▸ **DIRECTIONS FOR THIS TASK**: Exclude pictures; retype the lines below from the line containing "Decode this image" through the end of the records, both ends kept.

▸ **SUPPLIED INFORMATION**:
————

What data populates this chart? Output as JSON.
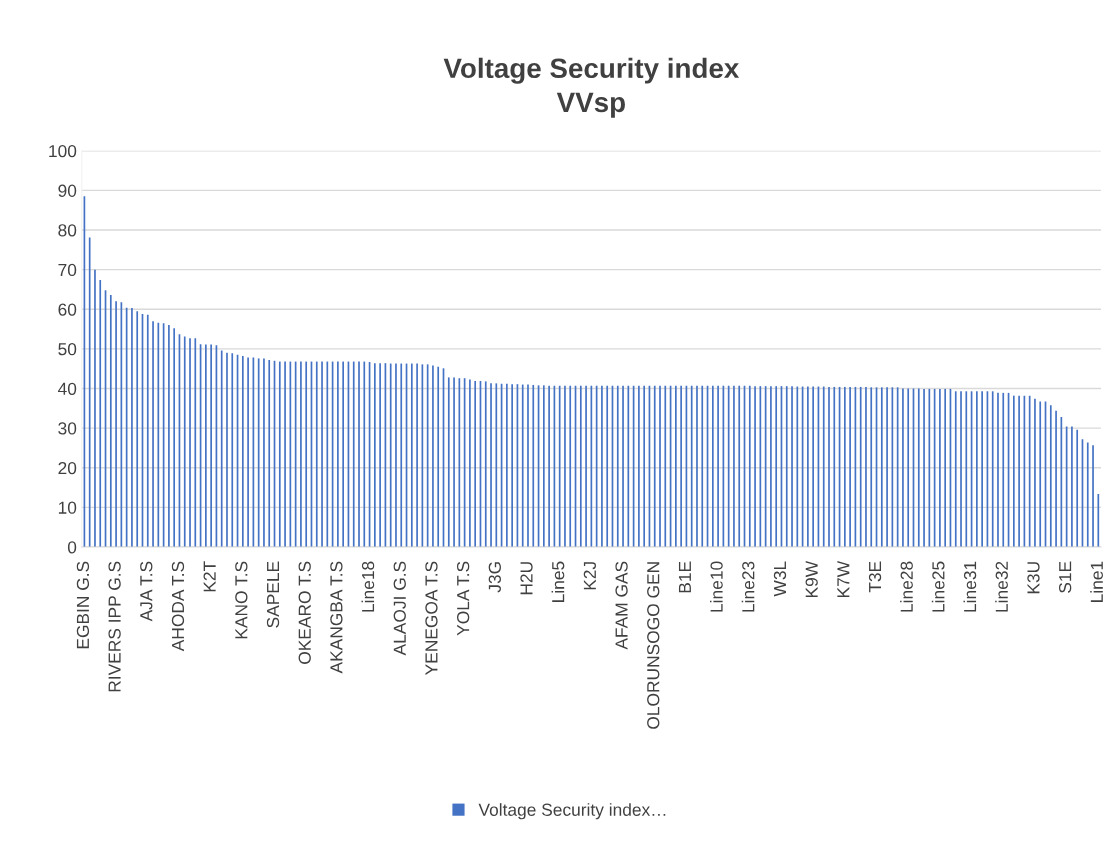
{
  "chart_data": {
    "type": "bar",
    "title": "Voltage Security index\nVVsp",
    "categories": [
      "EGBIN G.S",
      null,
      null,
      null,
      null,
      null,
      "RIVERS IPP G.S",
      null,
      null,
      null,
      null,
      null,
      "AJA T.S",
      null,
      null,
      null,
      null,
      null,
      "AHODA T.S",
      null,
      null,
      null,
      null,
      null,
      "K2T",
      null,
      null,
      null,
      null,
      null,
      "KANO T.S",
      null,
      null,
      null,
      null,
      null,
      "SAPELE",
      null,
      null,
      null,
      null,
      null,
      "OKEARO T.S",
      null,
      null,
      null,
      null,
      null,
      "AKANGBA T.S",
      null,
      null,
      null,
      null,
      null,
      "Line18",
      null,
      null,
      null,
      null,
      null,
      "ALAOJI G.S",
      null,
      null,
      null,
      null,
      null,
      "YENEGOA T.S",
      null,
      null,
      null,
      null,
      null,
      "YOLA T.S",
      null,
      null,
      null,
      null,
      null,
      "J3G",
      null,
      null,
      null,
      null,
      null,
      "H2U",
      null,
      null,
      null,
      null,
      null,
      "Line5",
      null,
      null,
      null,
      null,
      null,
      "K2J",
      null,
      null,
      null,
      null,
      null,
      "AFAM GAS",
      null,
      null,
      null,
      null,
      null,
      "OLORUNSOGO GEN",
      null,
      null,
      null,
      null,
      null,
      "B1E",
      null,
      null,
      null,
      null,
      null,
      "Line10",
      null,
      null,
      null,
      null,
      null,
      "Line23",
      null,
      null,
      null,
      null,
      null,
      "W3L",
      null,
      null,
      null,
      null,
      null,
      "K9W",
      null,
      null,
      null,
      null,
      null,
      "K7W",
      null,
      null,
      null,
      null,
      null,
      "T3E",
      null,
      null,
      null,
      null,
      null,
      "Line28",
      null,
      null,
      null,
      null,
      null,
      "Line25",
      null,
      null,
      null,
      null,
      null,
      "Line31",
      null,
      null,
      null,
      null,
      null,
      "Line32",
      null,
      null,
      null,
      null,
      null,
      "K3U",
      null,
      null,
      null,
      null,
      null,
      "S1E",
      null,
      null,
      null,
      null,
      null,
      "Line1"
    ],
    "series": [
      {
        "name": "Voltage Security index…",
        "color": "#4472c4",
        "values": [
          88.5,
          78.1,
          70.0,
          67.4,
          64.8,
          63.6,
          62.0,
          61.8,
          60.4,
          60.3,
          59.5,
          58.8,
          58.6,
          57.0,
          56.6,
          56.5,
          56.0,
          55.2,
          53.7,
          53.1,
          52.7,
          52.7,
          51.2,
          51.1,
          51.1,
          50.9,
          49.6,
          49.0,
          48.9,
          48.5,
          48.2,
          47.8,
          47.8,
          47.6,
          47.6,
          47.2,
          47.0,
          46.8,
          46.8,
          46.8,
          46.8,
          46.8,
          46.8,
          46.8,
          46.8,
          46.8,
          46.8,
          46.8,
          46.8,
          46.8,
          46.8,
          46.8,
          46.8,
          46.8,
          46.7,
          46.4,
          46.4,
          46.4,
          46.3,
          46.3,
          46.3,
          46.3,
          46.3,
          46.3,
          46.1,
          46.1,
          45.8,
          45.5,
          45.1,
          42.8,
          42.8,
          42.6,
          42.6,
          42.3,
          41.9,
          41.9,
          41.8,
          41.3,
          41.3,
          41.2,
          41.2,
          41.1,
          41.1,
          41.0,
          41.0,
          40.9,
          40.8,
          40.8,
          40.7,
          40.7,
          40.7,
          40.7,
          40.7,
          40.7,
          40.7,
          40.7,
          40.7,
          40.7,
          40.7,
          40.7,
          40.7,
          40.7,
          40.7,
          40.7,
          40.7,
          40.7,
          40.7,
          40.7,
          40.7,
          40.7,
          40.7,
          40.7,
          40.7,
          40.7,
          40.7,
          40.7,
          40.7,
          40.7,
          40.7,
          40.7,
          40.7,
          40.7,
          40.7,
          40.7,
          40.7,
          40.7,
          40.7,
          40.6,
          40.6,
          40.6,
          40.6,
          40.6,
          40.6,
          40.6,
          40.6,
          40.5,
          40.5,
          40.5,
          40.5,
          40.5,
          40.5,
          40.4,
          40.4,
          40.4,
          40.4,
          40.4,
          40.4,
          40.4,
          40.4,
          40.3,
          40.3,
          40.3,
          40.3,
          40.3,
          40.3,
          40.0,
          40.0,
          40.0,
          40.0,
          39.9,
          39.9,
          39.9,
          39.9,
          39.9,
          39.9,
          39.3,
          39.3,
          39.3,
          39.3,
          39.3,
          39.3,
          39.3,
          39.3,
          38.9,
          38.9,
          38.9,
          38.2,
          38.2,
          38.2,
          38.2,
          37.4,
          36.7,
          36.7,
          35.8,
          34.4,
          32.8,
          30.4,
          30.4,
          29.6,
          27.2,
          26.4,
          25.7,
          13.4
        ]
      }
    ],
    "ylim": [
      0,
      100
    ],
    "yticks": [
      0,
      10,
      20,
      30,
      40,
      50,
      60,
      70,
      80,
      90,
      100
    ],
    "grid": "y",
    "legend": "bottom"
  }
}
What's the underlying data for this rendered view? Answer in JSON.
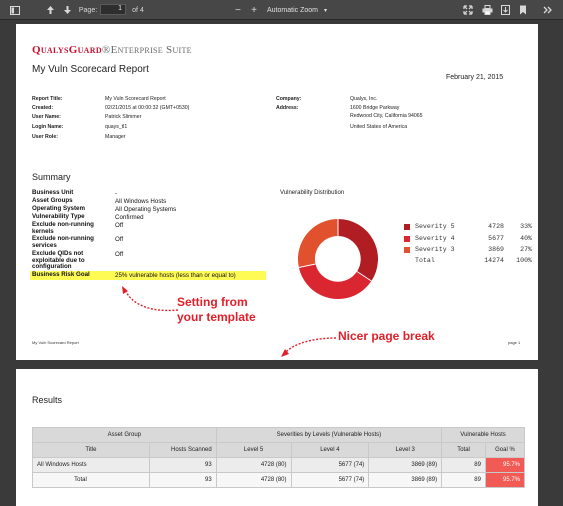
{
  "toolbar": {
    "page_label": "Page:",
    "page_value": "1",
    "page_total": "of 4",
    "zoom": "Automatic Zoom",
    "zoom_minus": "−",
    "zoom_plus": "+"
  },
  "report": {
    "logo_q": "Q",
    "logo_rest": "UALYS",
    "logo_g": "G",
    "logo_rest2": "UARD",
    "logo_suffix": "®Enterprise Suite",
    "title": "My Vuln Scorecard Report",
    "date": "February 21, 2015",
    "meta_left": [
      {
        "label": "Report Title:",
        "value": "My Vuln Scorecard Report"
      },
      {
        "label": "Created:",
        "value": "02/21/2015 at 00:00:32 (GMT+0530)"
      },
      {
        "label": "User Name:",
        "value": "Patrick Slimmer"
      },
      {
        "label": "Login Name:",
        "value": "quays_tl1"
      },
      {
        "label": "User Role:",
        "value": "Manager"
      }
    ],
    "meta_right": {
      "company_label": "Company:",
      "company_value": "Qualys, Inc.",
      "address_label": "Address:",
      "address_line1": "1600 Bridge Parkway",
      "address_line2": "Redwood City, California 94065",
      "address_line3": "United States of America"
    },
    "summary_heading": "Summary",
    "summary": [
      {
        "label": "Business Unit",
        "value": "-"
      },
      {
        "label": "Asset Groups",
        "value": "All Windows Hosts"
      },
      {
        "label": "Operating System",
        "value": "All Operating Systems"
      },
      {
        "label": "Vulnerability Type",
        "value": "Confirmed"
      },
      {
        "label": "Exclude non-running kernels",
        "value": "Off"
      },
      {
        "label": "Exclude non-running services",
        "value": "Off"
      },
      {
        "label": "Exclude QIDs not exploitable due to configuration",
        "value": "Off"
      },
      {
        "label": "Business Risk Goal",
        "value": "25% vulnerable hosts (less than or equal to)"
      }
    ],
    "vuln_dist_title": "Vulnerability Distribution",
    "legend": [
      {
        "name": "Severity 5",
        "count": "4728",
        "pct": "33%",
        "color": "#b01e24"
      },
      {
        "name": "Severity 4",
        "count": "5677",
        "pct": "40%",
        "color": "#d92630"
      },
      {
        "name": "Severity 3",
        "count": "3869",
        "pct": "27%",
        "color": "#e2512e"
      }
    ],
    "legend_total": {
      "name": "Total",
      "count": "14274",
      "pct": "100%"
    },
    "footer_left": "My Vuln Scorecard Report",
    "footer_right": "page 1"
  },
  "annotations": {
    "template_line1": "Setting from",
    "template_line2": "your template",
    "page_break": "Nicer page break",
    "color": "#e0202a"
  },
  "results": {
    "heading": "Results",
    "group_headers": [
      "Asset Group",
      "Severities by Levels (Vulnerable Hosts)",
      "Vulnerable Hosts"
    ],
    "columns": [
      "Title",
      "Hosts Scanned",
      "Level 5",
      "Level 4",
      "Level 3",
      "Total",
      "Goal %"
    ],
    "rows": [
      {
        "title": "All Windows Hosts",
        "hosts": "93",
        "l5": "4728 (80)",
        "l4": "5677 (74)",
        "l3": "3869 (89)",
        "total": "89",
        "goal": "95.7%"
      }
    ],
    "total_row": {
      "title": "Total",
      "hosts": "93",
      "l5": "4728 (80)",
      "l4": "5677 (74)",
      "l3": "3869 (89)",
      "total": "89",
      "goal": "95.7%"
    }
  }
}
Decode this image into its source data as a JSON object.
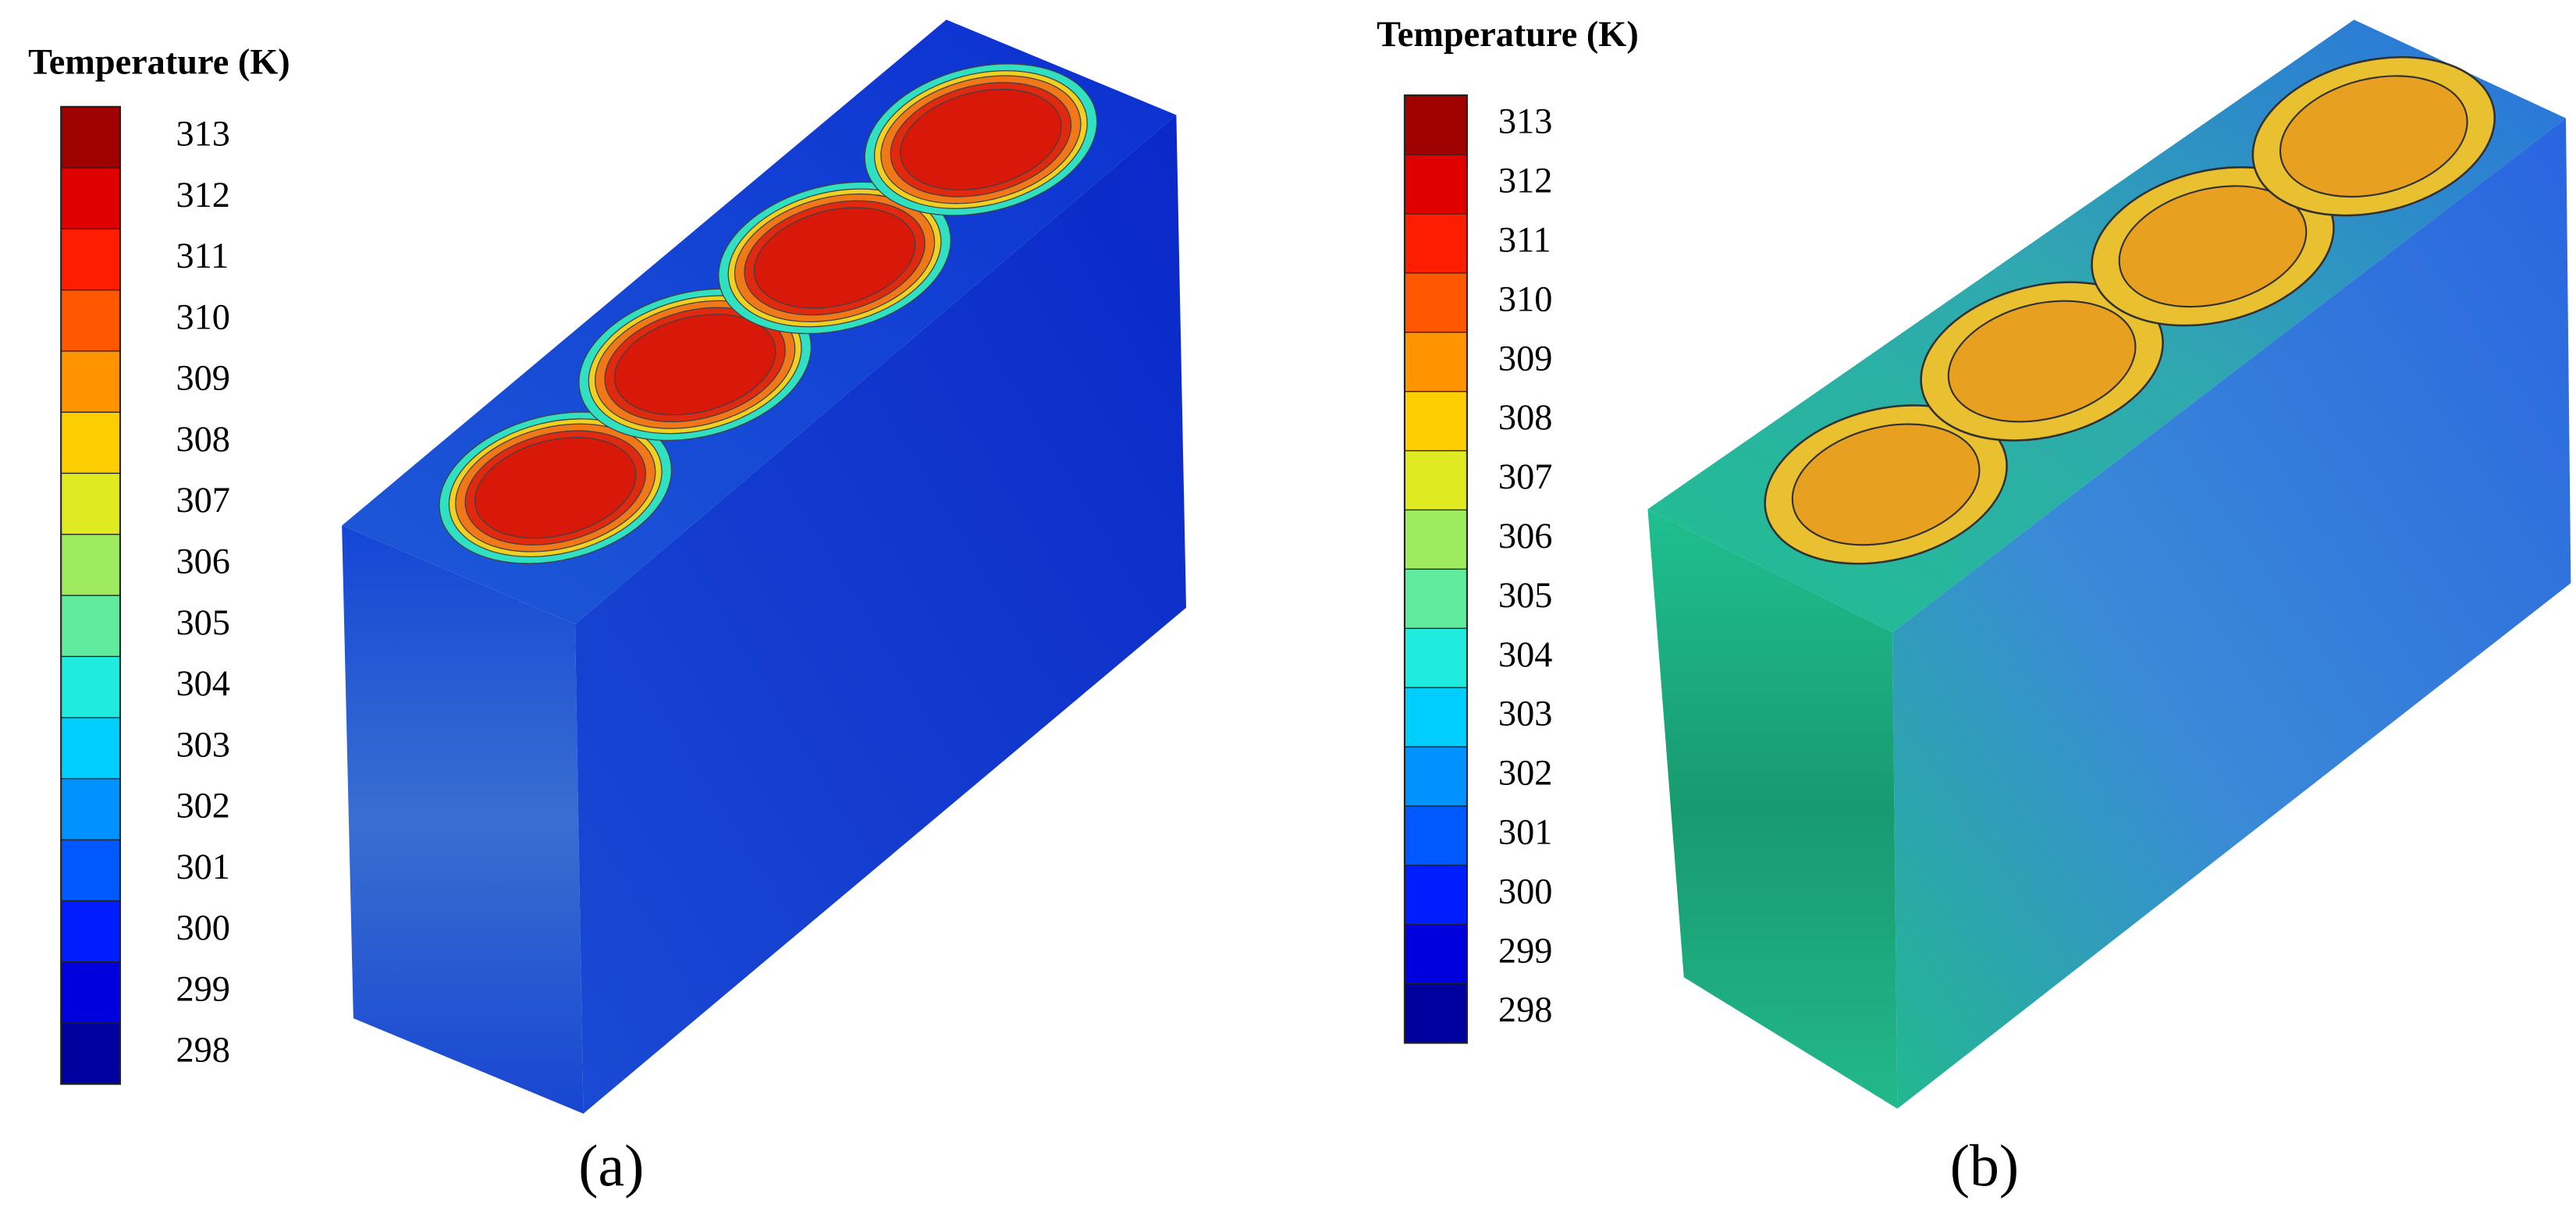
{
  "panels": [
    {
      "colorbar_title": "Temperature (K)",
      "colorbar_ticks": [
        298,
        299,
        300,
        301,
        302,
        303,
        304,
        305,
        306,
        307,
        308,
        309,
        310,
        311,
        312,
        313
      ],
      "label": "(a)"
    },
    {
      "colorbar_title": "Temperature (K)",
      "colorbar_ticks": [
        298,
        299,
        300,
        301,
        302,
        303,
        304,
        305,
        306,
        307,
        308,
        309,
        310,
        311,
        312,
        313
      ],
      "label": "(b)"
    }
  ]
}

————

▸ **CORRECT OUTPUT**:
Decode this image into its source data as a JSON object.
{
  "panels": [
    {
      "colorbar_title": "Temperature (K)",
      "colorbar_ticks": [
        298,
        299,
        300,
        301,
        302,
        303,
        304,
        305,
        306,
        307,
        308,
        309,
        310,
        311,
        312,
        313
      ],
      "label": "(a)"
    },
    {
      "colorbar_title": "Temperature (K)",
      "colorbar_ticks": [
        298,
        299,
        300,
        301,
        302,
        303,
        304,
        305,
        306,
        307,
        308,
        309,
        310,
        311,
        312,
        313
      ],
      "label": "(b)"
    }
  ]
}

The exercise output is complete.